• **INSTRUCTION**
Format the listing below as a Markdown table with the columns No. and Entry. Put each line's sequence number under No. and the line itself under Entry, and skip any blank lines.

•••

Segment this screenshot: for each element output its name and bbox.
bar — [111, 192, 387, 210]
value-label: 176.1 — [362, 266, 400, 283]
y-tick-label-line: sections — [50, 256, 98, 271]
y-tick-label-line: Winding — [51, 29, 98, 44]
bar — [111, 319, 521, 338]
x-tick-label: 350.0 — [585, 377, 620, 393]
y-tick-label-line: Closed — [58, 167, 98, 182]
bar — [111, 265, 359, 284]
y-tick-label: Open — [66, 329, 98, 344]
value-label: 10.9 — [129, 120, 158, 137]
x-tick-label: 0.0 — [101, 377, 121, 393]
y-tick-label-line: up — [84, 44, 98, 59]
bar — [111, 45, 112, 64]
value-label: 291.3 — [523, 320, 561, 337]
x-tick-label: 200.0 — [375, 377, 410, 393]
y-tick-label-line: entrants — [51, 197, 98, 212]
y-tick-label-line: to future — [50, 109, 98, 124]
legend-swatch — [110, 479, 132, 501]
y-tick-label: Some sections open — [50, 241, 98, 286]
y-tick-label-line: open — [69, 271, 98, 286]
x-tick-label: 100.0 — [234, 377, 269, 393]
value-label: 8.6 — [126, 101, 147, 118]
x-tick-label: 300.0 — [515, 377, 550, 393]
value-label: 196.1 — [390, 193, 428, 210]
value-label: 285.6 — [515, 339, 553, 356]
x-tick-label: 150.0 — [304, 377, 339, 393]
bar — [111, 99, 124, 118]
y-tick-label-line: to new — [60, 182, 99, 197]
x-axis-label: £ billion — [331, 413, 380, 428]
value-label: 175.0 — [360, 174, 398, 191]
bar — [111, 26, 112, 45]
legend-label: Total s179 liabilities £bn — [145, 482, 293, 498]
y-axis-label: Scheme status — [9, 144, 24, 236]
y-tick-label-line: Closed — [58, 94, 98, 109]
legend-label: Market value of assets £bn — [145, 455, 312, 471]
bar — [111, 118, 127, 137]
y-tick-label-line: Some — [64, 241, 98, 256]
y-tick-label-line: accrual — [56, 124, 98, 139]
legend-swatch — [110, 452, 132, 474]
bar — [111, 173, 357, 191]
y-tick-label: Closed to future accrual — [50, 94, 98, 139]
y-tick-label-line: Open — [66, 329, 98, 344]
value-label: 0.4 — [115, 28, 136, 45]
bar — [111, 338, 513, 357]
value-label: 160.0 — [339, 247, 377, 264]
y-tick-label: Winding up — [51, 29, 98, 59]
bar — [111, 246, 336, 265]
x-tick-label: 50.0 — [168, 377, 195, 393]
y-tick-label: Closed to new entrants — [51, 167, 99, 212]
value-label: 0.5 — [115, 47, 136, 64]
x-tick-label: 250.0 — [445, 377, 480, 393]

•••

• **THE COMPLETED TASK**
| No. | Entry |
|---|---|
| 1 | Segment this screenshot: for each element output its name and bbox. |
| 2 | bar — [111, 192, 387, 210] |
| 3 | value-label: 176.1 — [362, 266, 400, 283] |
| 4 | y-tick-label-line: sections — [50, 256, 98, 271] |
| 5 | y-tick-label-line: Winding — [51, 29, 98, 44] |
| 6 | bar — [111, 319, 521, 338] |
| 7 | x-tick-label: 350.0 — [585, 377, 620, 393] |
| 8 | y-tick-label-line: Closed — [58, 167, 98, 182] |
| 9 | bar — [111, 265, 359, 284] |
| 10 | y-tick-label: Open — [66, 329, 98, 344] |
| 11 | value-label: 10.9 — [129, 120, 158, 137] |
| 12 | x-tick-label: 0.0 — [101, 377, 121, 393] |
| 13 | y-tick-label-line: up — [84, 44, 98, 59] |
| 14 | bar — [111, 45, 112, 64] |
| 15 | value-label: 291.3 — [523, 320, 561, 337] |
| 16 | x-tick-label: 200.0 — [375, 377, 410, 393] |
| 17 | y-tick-label-line: entrants — [51, 197, 98, 212] |
| 18 | y-tick-label-line: to future — [50, 109, 98, 124] |
| 19 | legend-swatch — [110, 479, 132, 501] |
| 20 | y-tick-label: Some sections open — [50, 241, 98, 286] |
| 21 | y-tick-label-line: open — [69, 271, 98, 286] |
| 22 | x-tick-label: 100.0 — [234, 377, 269, 393] |
| 23 | value-label: 8.6 — [126, 101, 147, 118] |
| 24 | x-tick-label: 300.0 — [515, 377, 550, 393] |
| 25 | value-label: 196.1 — [390, 193, 428, 210] |
| 26 | value-label: 285.6 — [515, 339, 553, 356] |
| 27 | x-tick-label: 150.0 — [304, 377, 339, 393] |
| 28 | bar — [111, 99, 124, 118] |
| 29 | y-tick-label-line: to new — [60, 182, 99, 197] |
| 30 | x-axis-label: £ billion — [331, 413, 380, 428] |
| 31 | value-label: 175.0 — [360, 174, 398, 191] |
| 32 | bar — [111, 26, 112, 45] |
| 33 | legend-label: Total s179 liabilities £bn — [145, 482, 293, 498] |
| 34 | y-axis-label: Scheme status — [9, 144, 24, 236] |
| 35 | y-tick-label-line: Closed — [58, 94, 98, 109] |
| 36 | legend-label: Market value of assets £bn — [145, 455, 312, 471] |
| 37 | bar — [111, 118, 127, 137] |
| 38 | y-tick-label-line: Some — [64, 241, 98, 256] |
| 39 | y-tick-label-line: accrual — [56, 124, 98, 139] |
| 40 | legend-swatch — [110, 452, 132, 474] |
| 41 | bar — [111, 173, 357, 191] |
| 42 | y-tick-label: Closed to future accrual — [50, 94, 98, 139] |
| 43 | y-tick-label-line: Open — [66, 329, 98, 344] |
| 44 | value-label: 0.4 — [115, 28, 136, 45] |
| 45 | bar — [111, 338, 513, 357] |
| 46 | value-label: 160.0 — [339, 247, 377, 264] |
| 47 | y-tick-label: Winding up — [51, 29, 98, 59] |
| 48 | bar — [111, 246, 336, 265] |
| 49 | x-tick-label: 50.0 — [168, 377, 195, 393] |
| 50 | y-tick-label: Closed to new entrants — [51, 167, 99, 212] |
| 51 | value-label: 0.5 — [115, 47, 136, 64] |
| 52 | x-tick-label: 250.0 — [445, 377, 480, 393] |